__DATA SECTION__:
···
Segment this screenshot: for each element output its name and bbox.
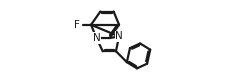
Text: N: N — [115, 31, 122, 41]
Text: N: N — [92, 33, 100, 43]
Text: F: F — [74, 20, 80, 30]
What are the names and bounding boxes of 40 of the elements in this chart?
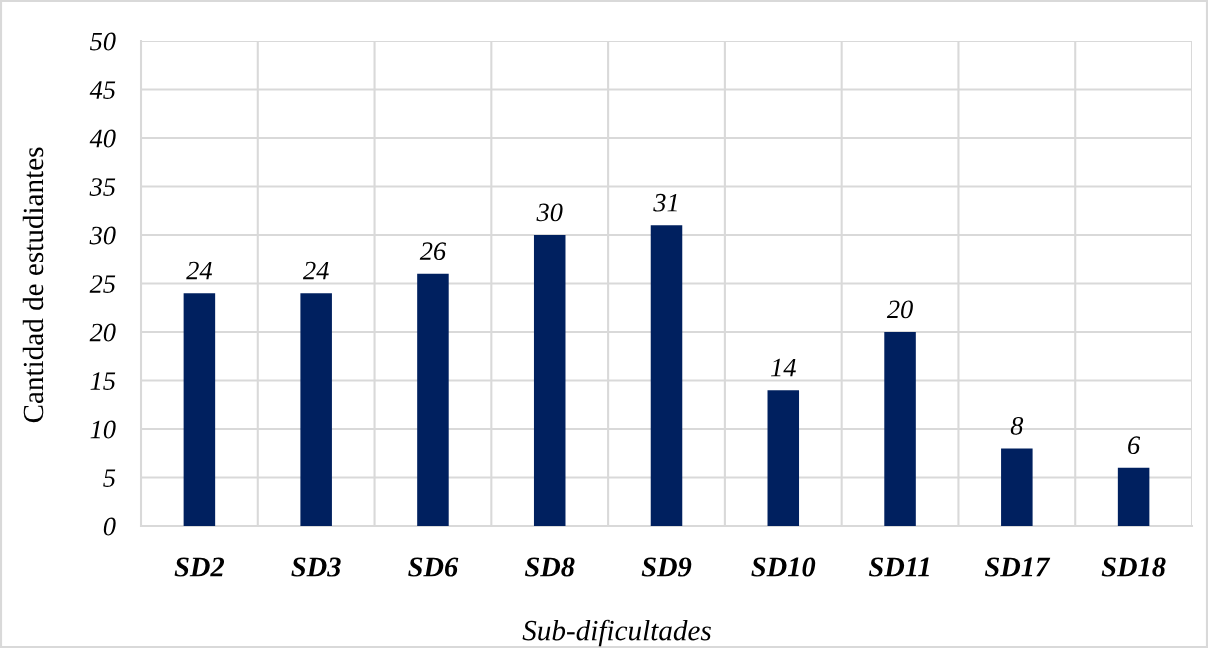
bar [767, 390, 800, 526]
x-tick-label: SD18 [1101, 557, 1166, 577]
bar [884, 332, 916, 526]
data-label: 30 [536, 203, 563, 222]
bar [300, 293, 332, 526]
data-label: 24 [302, 261, 329, 280]
x-tick-label: SD6 [408, 557, 459, 577]
data-label: 6 [1128, 436, 1141, 455]
y-tick-label: 5 [103, 469, 116, 487]
data-label: 31 [653, 193, 677, 212]
y-axis-title: Cantidad de estudiantes [22, 147, 44, 423]
x-tick-label: SD10 [751, 557, 816, 577]
y-tick-label: 15 [90, 372, 116, 390]
y-tick-label: 40 [89, 129, 116, 148]
y-tick-label: 0 [103, 517, 116, 536]
data-label: 24 [186, 261, 212, 280]
bar [1001, 448, 1033, 526]
y-tick-label: 35 [89, 178, 116, 196]
bar [183, 293, 216, 526]
x-tick-label: SD17 [984, 557, 1051, 577]
y-tick-label: 50 [90, 32, 116, 51]
x-tick-label: SD3 [291, 557, 341, 577]
bar [1117, 467, 1150, 526]
data-label: 8 [1010, 416, 1024, 435]
data-label: 20 [886, 300, 913, 319]
y-tick-label: 20 [89, 323, 116, 342]
x-axis-title: Sub-dificultades [522, 619, 711, 647]
bar [650, 225, 683, 526]
data-label: 14 [771, 358, 796, 377]
y-tick-label: 25 [89, 275, 116, 293]
x-tick-label: SD2 [174, 557, 225, 577]
x-tick-label: SD11 [868, 557, 929, 577]
bar [417, 273, 449, 526]
x-tick-label: SD8 [524, 557, 575, 577]
bar [533, 235, 566, 526]
y-tick-label: 30 [89, 226, 116, 245]
data-label: 26 [419, 242, 447, 261]
y-tick-label: 45 [89, 81, 116, 99]
y-tick-label: 10 [90, 420, 116, 439]
x-tick-label: SD9 [641, 557, 692, 577]
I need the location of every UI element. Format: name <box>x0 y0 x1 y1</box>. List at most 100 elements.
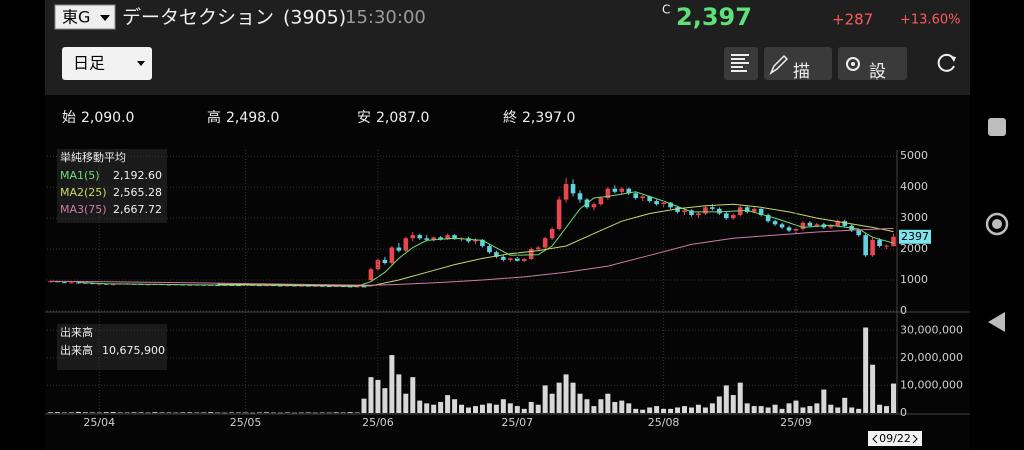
candle-body <box>48 281 53 283</box>
volume-bar <box>257 412 262 413</box>
dropdown-arrow <box>137 61 145 66</box>
volume-bar <box>842 397 848 413</box>
candle-body <box>166 284 172 286</box>
x-tick-label: 25/09 <box>780 416 812 429</box>
volume-bar <box>417 400 423 413</box>
cursor-label-box <box>868 431 922 446</box>
candle-body <box>633 193 639 198</box>
candle-body <box>570 184 576 194</box>
volume-bar <box>619 400 625 413</box>
volume-legend-value: 10,675,900 <box>102 344 165 357</box>
candle-body <box>717 208 722 214</box>
volume-bar <box>472 406 478 413</box>
volume-bar <box>382 388 388 413</box>
candle-body <box>542 238 548 248</box>
volume-bar <box>354 412 360 414</box>
volume-bar <box>180 412 186 413</box>
volume-bar <box>821 389 827 413</box>
volume-bar <box>709 403 715 413</box>
candle-body <box>361 286 367 288</box>
candle-body <box>835 221 841 226</box>
nav-home[interactable] <box>985 212 1009 236</box>
ma-line <box>217 203 894 287</box>
volume-bar <box>82 412 88 413</box>
y-tick-label: 2000 <box>900 242 928 255</box>
cursor-label: 09/22 <box>879 432 911 445</box>
volume-bar <box>849 407 855 413</box>
candle-body <box>368 269 374 281</box>
ma-legend-name: MA1(5) <box>60 169 100 182</box>
candle-body <box>668 202 673 208</box>
candle-body <box>744 207 750 212</box>
volume-bar <box>828 404 834 413</box>
settings-label: 設定 <box>865 62 886 96</box>
volume-bar <box>591 406 597 413</box>
candle-body <box>528 249 534 259</box>
volume-bar <box>243 412 249 414</box>
candle-body <box>473 239 478 242</box>
ohlc-label: 始 <box>62 110 76 126</box>
y-tick-label: 4000 <box>900 180 928 193</box>
nav-back[interactable] <box>988 312 1005 332</box>
candle-body <box>299 285 304 287</box>
volume-bar <box>779 408 785 413</box>
volume-bar <box>640 409 646 413</box>
volume-bar <box>688 407 694 413</box>
ma-line <box>78 191 894 287</box>
volume-bar <box>870 364 876 413</box>
refresh-icon[interactable] <box>937 53 955 72</box>
volume-bar <box>633 408 639 413</box>
volume-bar <box>431 404 437 413</box>
candle-body <box>605 188 611 198</box>
candle-body <box>828 225 834 228</box>
volume-bar <box>549 393 555 413</box>
candle-body <box>410 235 416 239</box>
volume-bar <box>493 404 499 413</box>
candle-body <box>521 258 527 261</box>
nav-home-dot <box>992 219 1002 229</box>
volume-bar <box>856 408 862 413</box>
volume-bar <box>584 399 590 413</box>
candle-body <box>682 210 687 212</box>
volume-bar <box>877 404 883 413</box>
nav-recent[interactable] <box>988 118 1006 136</box>
y-tick-label: 5000 <box>900 149 928 162</box>
volume-bar <box>445 395 451 413</box>
volume-bar <box>682 406 687 413</box>
volume-bar <box>396 374 402 413</box>
volume-bar <box>793 400 799 413</box>
candle-body <box>703 207 708 214</box>
candle-body <box>856 230 861 236</box>
volume-legend-bg <box>57 324 167 370</box>
volume-bar <box>438 401 444 413</box>
volume-bar <box>654 406 660 413</box>
period-select[interactable] <box>62 47 152 80</box>
volume-bar <box>263 412 269 413</box>
candle-body <box>445 235 450 240</box>
volume-bar <box>605 393 611 413</box>
volume-bar <box>765 407 771 413</box>
volume-bar <box>730 395 736 413</box>
indicator-icon <box>731 54 749 72</box>
volume-bar <box>891 383 897 413</box>
x-tick-label: 25/04 <box>83 416 115 429</box>
stock-code: (3905) <box>283 7 346 29</box>
candle-body <box>758 208 764 216</box>
candle-body <box>556 199 562 229</box>
candle-body <box>563 184 569 200</box>
ma-legend-value: 2,667.72 <box>113 203 162 216</box>
volume-bar <box>187 412 193 413</box>
candle-body <box>772 221 778 225</box>
price-flag: C <box>662 3 670 17</box>
volume-bar <box>835 407 841 413</box>
settings-button[interactable] <box>838 47 907 80</box>
candle-body <box>487 245 492 253</box>
candle-body <box>598 197 604 205</box>
volume-bar <box>737 382 743 413</box>
draw-button[interactable] <box>764 47 832 80</box>
volume-bar <box>389 355 395 413</box>
candle-body <box>730 215 736 219</box>
volume-legend-title: 出来高 <box>60 325 93 339</box>
volume-bar <box>208 412 214 413</box>
candle-body <box>417 235 423 239</box>
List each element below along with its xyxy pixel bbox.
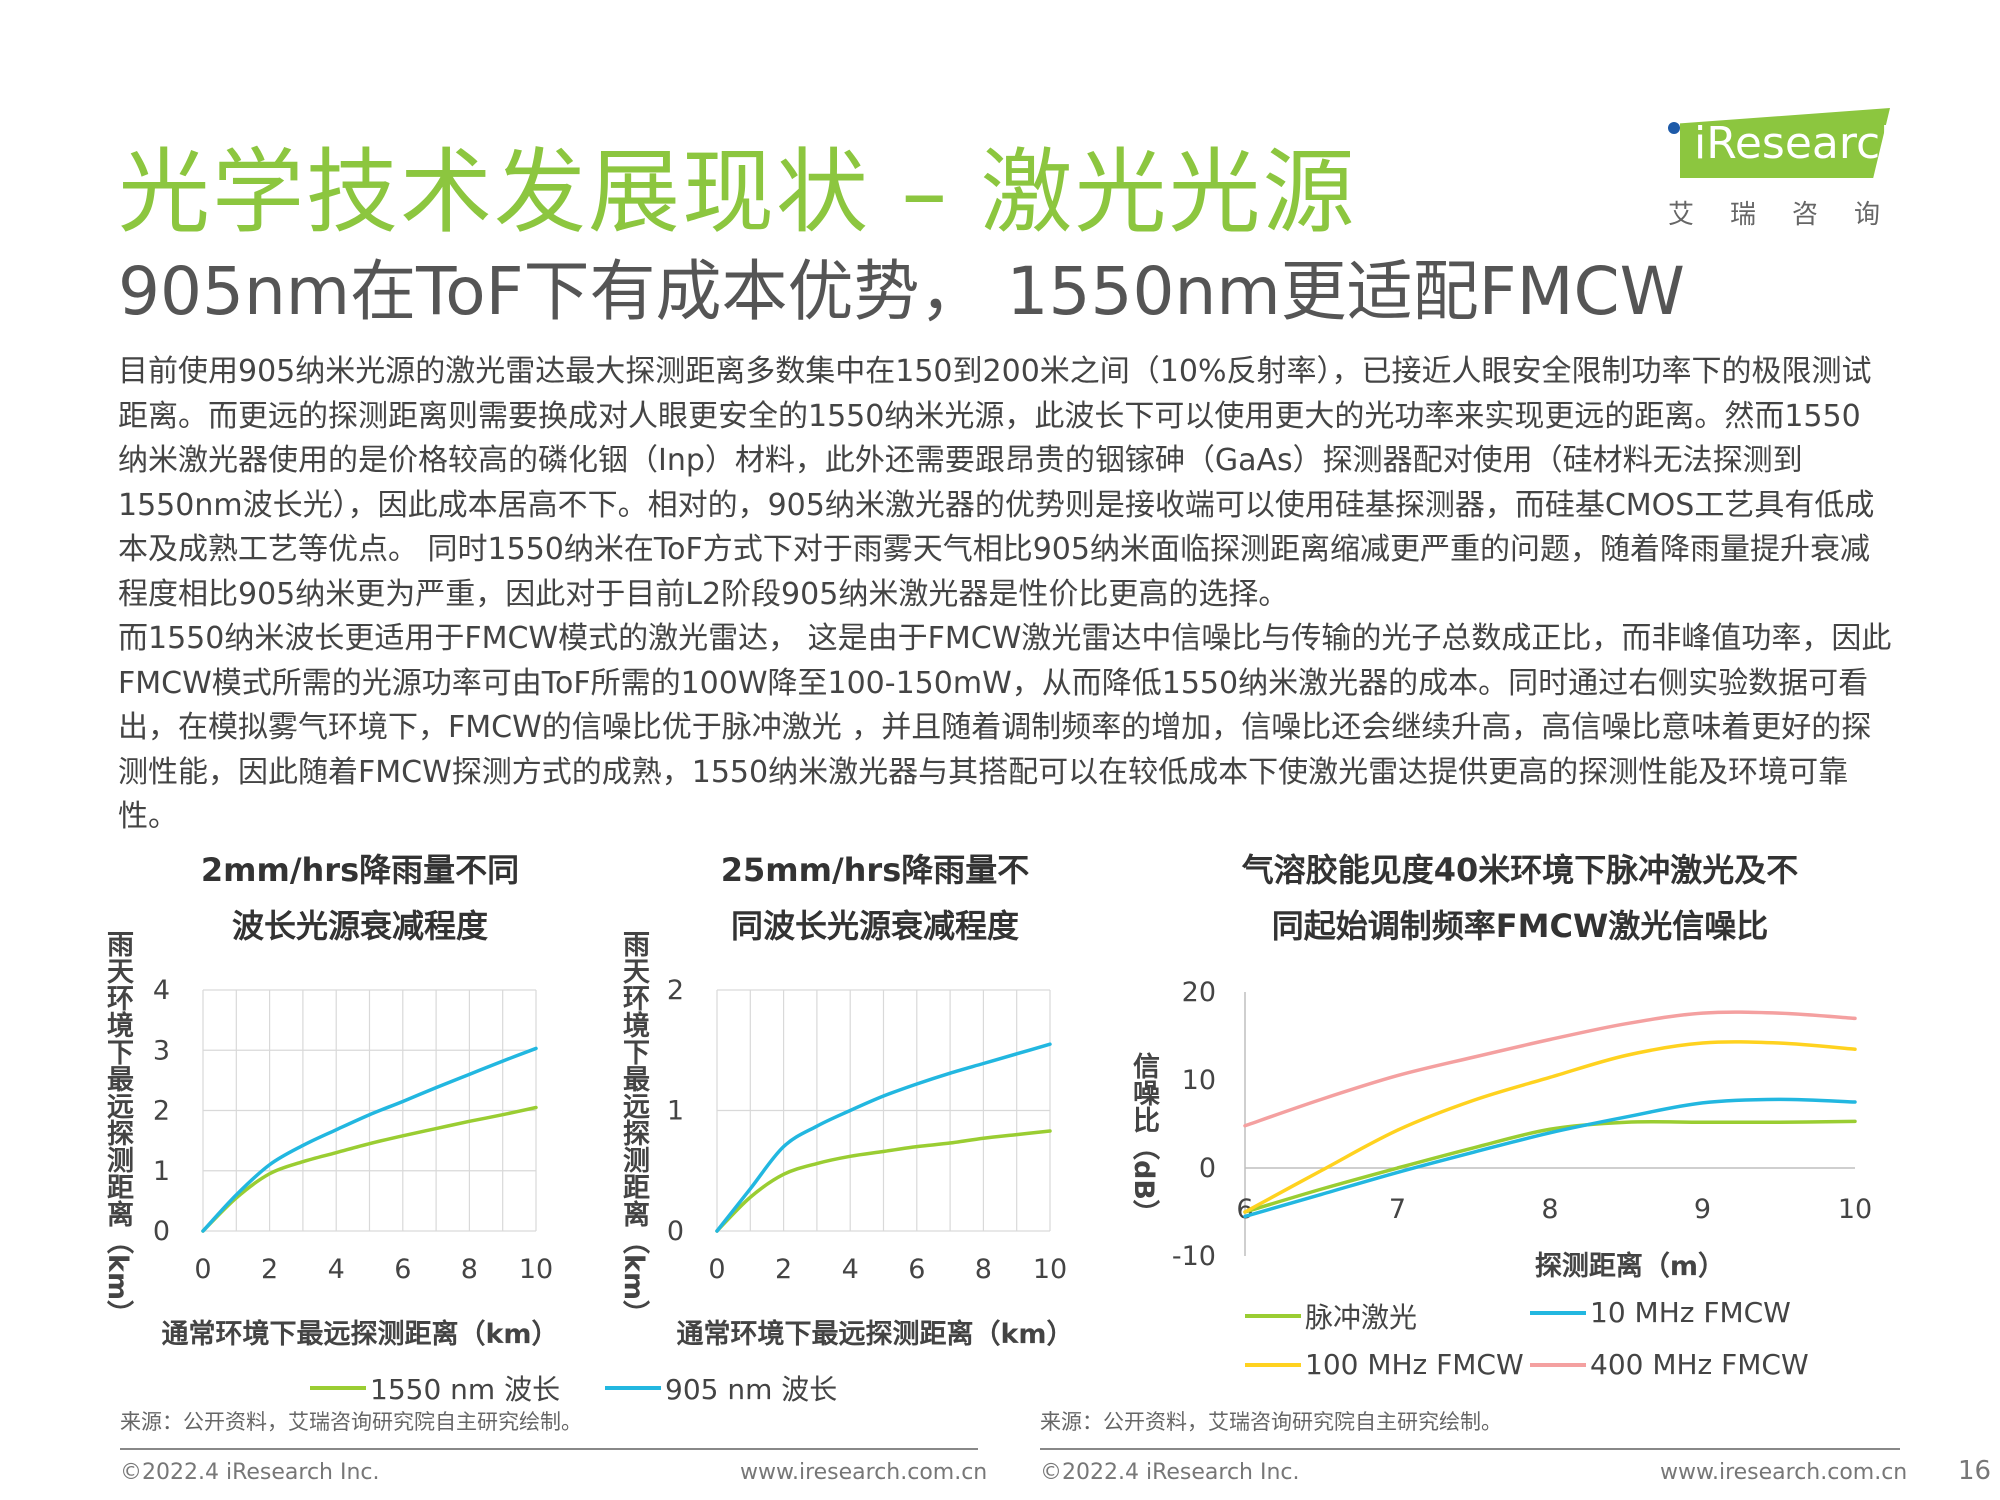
chart1-title-line2: 波长光源衰减程度 <box>231 907 488 945</box>
chart3-series-line-1 <box>1243 1119 1857 1214</box>
chart1-y-tick-label: 4 <box>153 975 170 1006</box>
body-text: 目前使用905纳米光源的激光雷达最大探测距离多数集中在150到200米之间（10… <box>118 350 1898 840</box>
chart3-series-line-4 <box>1243 1010 1857 1128</box>
iresearch-logo: iResearch 艾瑞咨询 <box>1660 108 1910 230</box>
legend-label-400mhz: 400 MHz FMCW <box>1590 1348 1809 1381</box>
legend-swatch-1550 <box>310 1386 366 1390</box>
chart2-y-tick-label: 2 <box>667 975 684 1006</box>
legend-swatch-905 <box>605 1386 661 1390</box>
chart3-x-tick-label: 6 <box>1236 1194 1253 1225</box>
chart2-x-tick-label: 10 <box>1033 1254 1067 1285</box>
chart3-title-line1: 气溶胶能见度40米环境下脉冲激光及不 <box>1241 851 1799 889</box>
legend-label-1550: 1550 nm 波长 <box>370 1373 561 1406</box>
legend-10mhz: 10 MHz FMCW <box>1530 1296 1791 1329</box>
source-left: 来源：公开资料，艾瑞咨询研究院自主研究绘制。 <box>120 1410 582 1434</box>
chart2-x-tick-label: 2 <box>775 1254 792 1285</box>
legend-pulse: 脉冲激光 <box>1245 1296 1417 1336</box>
chart2-x-tick-label: 4 <box>842 1254 859 1285</box>
legend-swatch-10mhz <box>1530 1310 1586 1315</box>
chart3-y-tick-label: 20 <box>1182 977 1216 1008</box>
chart1-title: 2mm/hrs降雨量不同 波长光源衰减程度 <box>150 842 570 954</box>
chart1-y-tick-label: 3 <box>153 1035 170 1066</box>
chart1-y-tick-label: 1 <box>153 1156 170 1187</box>
page-number: 16 <box>1958 1456 1992 1486</box>
legend-swatch-400mhz <box>1530 1362 1586 1367</box>
footer-copyright-right: ©2022.4 iResearch Inc. <box>1040 1460 1300 1485</box>
legend-label-905: 905 nm 波长 <box>665 1373 838 1406</box>
chart2-x-axis-label: 通常环境下最远探测距离（km） <box>676 1319 1074 1350</box>
chart3-title: 气溶胶能见度40米环境下脉冲激光及不 同起始调制频率FMCW激光信噪比 <box>1180 842 1860 954</box>
paragraph-2: 而1550纳米波长更适用于FMCW模式的激光雷达， 这是由于FMCW激光雷达中信… <box>118 621 1892 834</box>
legend-100mhz: 100 MHz FMCW <box>1245 1348 1524 1381</box>
chart2-series-line-2 <box>715 1042 1052 1233</box>
legend-label-10mhz: 10 MHz FMCW <box>1590 1296 1791 1329</box>
legend-swatch-pulse <box>1245 1314 1301 1318</box>
chart1-title-line1: 2mm/hrs降雨量不同 <box>200 851 520 889</box>
footer-copyright-left: ©2022.4 iResearch Inc. <box>120 1460 380 1485</box>
chart2-x-tick-label: 6 <box>908 1254 925 1285</box>
chart3-title-line2: 同起始调制频率FMCW激光信噪比 <box>1271 907 1769 945</box>
legend-label-pulse: 脉冲激光 <box>1305 1301 1418 1334</box>
chart3-y-tick-label: 10 <box>1182 1065 1216 1096</box>
chart3-x-tick-label: 9 <box>1694 1194 1711 1225</box>
chart1-x-tick-label: 4 <box>328 1254 345 1285</box>
chart3-y-tick-label: -10 <box>1172 1241 1216 1272</box>
chart1-y-tick-label: 0 <box>153 1216 170 1247</box>
chart1-x-axis-label: 通常环境下最远探测距离（km） <box>161 1319 559 1350</box>
chart1-x-tick-label: 8 <box>461 1254 478 1285</box>
chart1-series-line-1 <box>201 1105 538 1233</box>
chart3-x-tick-label: 7 <box>1389 1194 1406 1225</box>
chart1-x-tick-label: 10 <box>519 1254 553 1285</box>
chart2-title-line2: 同波长光源衰减程度 <box>730 907 1019 945</box>
footer-website-left: www.iresearch.com.cn <box>740 1460 988 1485</box>
page-subtitle: 905nm在ToF下有成本优势， 1550nm更适配FMCW <box>118 253 1685 330</box>
footer-rule-right <box>1040 1448 1900 1450</box>
chart2-y-tick-label: 0 <box>667 1216 684 1247</box>
legend-905: 905 nm 波长 <box>605 1368 837 1408</box>
chart3-x-axis-label: 探测距离（m） <box>1534 1251 1726 1282</box>
chart2-title-line1: 25mm/hrs降雨量不 <box>720 851 1030 889</box>
chart1-x-tick-label: 2 <box>261 1254 278 1285</box>
chart1-x-tick-label: 0 <box>194 1254 211 1285</box>
chart3-x-tick-label: 10 <box>1838 1194 1872 1225</box>
source-right: 来源：公开资料，艾瑞咨询研究院自主研究绘制。 <box>1040 1410 1502 1434</box>
chart1-y-tick-label: 2 <box>153 1096 170 1127</box>
legend-1550: 1550 nm 波长 <box>310 1368 560 1408</box>
logo-text: iResearch <box>1694 118 1909 169</box>
chart1-x-tick-label: 6 <box>394 1254 411 1285</box>
chart3-y-tick-label: 0 <box>1199 1153 1216 1184</box>
chart2-y-tick-label: 1 <box>667 1096 684 1127</box>
paragraph-1: 目前使用905纳米光源的激光雷达最大探测距离多数集中在150到200米之间（10… <box>118 354 1875 612</box>
chart2-y-axis-label: 雨天环境下最远探测距离（km） <box>618 930 649 1328</box>
chart3-series-line-2 <box>1243 1097 1857 1219</box>
logo-dot-icon <box>1668 122 1680 134</box>
footer-rule-left <box>120 1448 978 1450</box>
chart2-x-tick-label: 0 <box>708 1254 725 1285</box>
legend-swatch-100mhz <box>1245 1362 1301 1367</box>
page-title: 光学技术发展现状 – 激光光源 <box>118 139 1357 246</box>
chart2-series-line-1 <box>715 1129 1052 1233</box>
chart1-series-line-2 <box>201 1046 538 1233</box>
chart3-x-tick-label: 8 <box>1541 1194 1558 1225</box>
chart2-title: 25mm/hrs降雨量不 同波长光源衰减程度 <box>665 842 1085 954</box>
chart3-series-line-3 <box>1243 1040 1857 1214</box>
legend-400mhz: 400 MHz FMCW <box>1530 1348 1809 1381</box>
chart3-y-axis-label: 信噪比（dB） <box>1128 1052 1159 1227</box>
legend-label-100mhz: 100 MHz FMCW <box>1305 1348 1524 1381</box>
logo-subtext: 艾瑞咨询 <box>1668 200 1917 230</box>
chart2-x-tick-label: 8 <box>975 1254 992 1285</box>
footer-website-right: www.iresearch.com.cn <box>1660 1460 1908 1485</box>
chart1-y-axis-label: 雨天环境下最远探测距离（km） <box>102 930 133 1328</box>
···
__PROBLEM STATEMENT__: Reproduce the records from the start through the line with "What are the", both ends included, switching "screenshot" to "image" and changing nothing else. Leave the pictures out of the answer.

__ANSWER TO THIS EXERCISE__:
Segment this image: for each element output its name and bbox.
Text: N: N — [115, 31, 122, 41]
Text: N: N — [92, 33, 100, 43]
Text: F: F — [74, 20, 80, 30]
What are the names and bounding boxes of 40 of the elements in this chart?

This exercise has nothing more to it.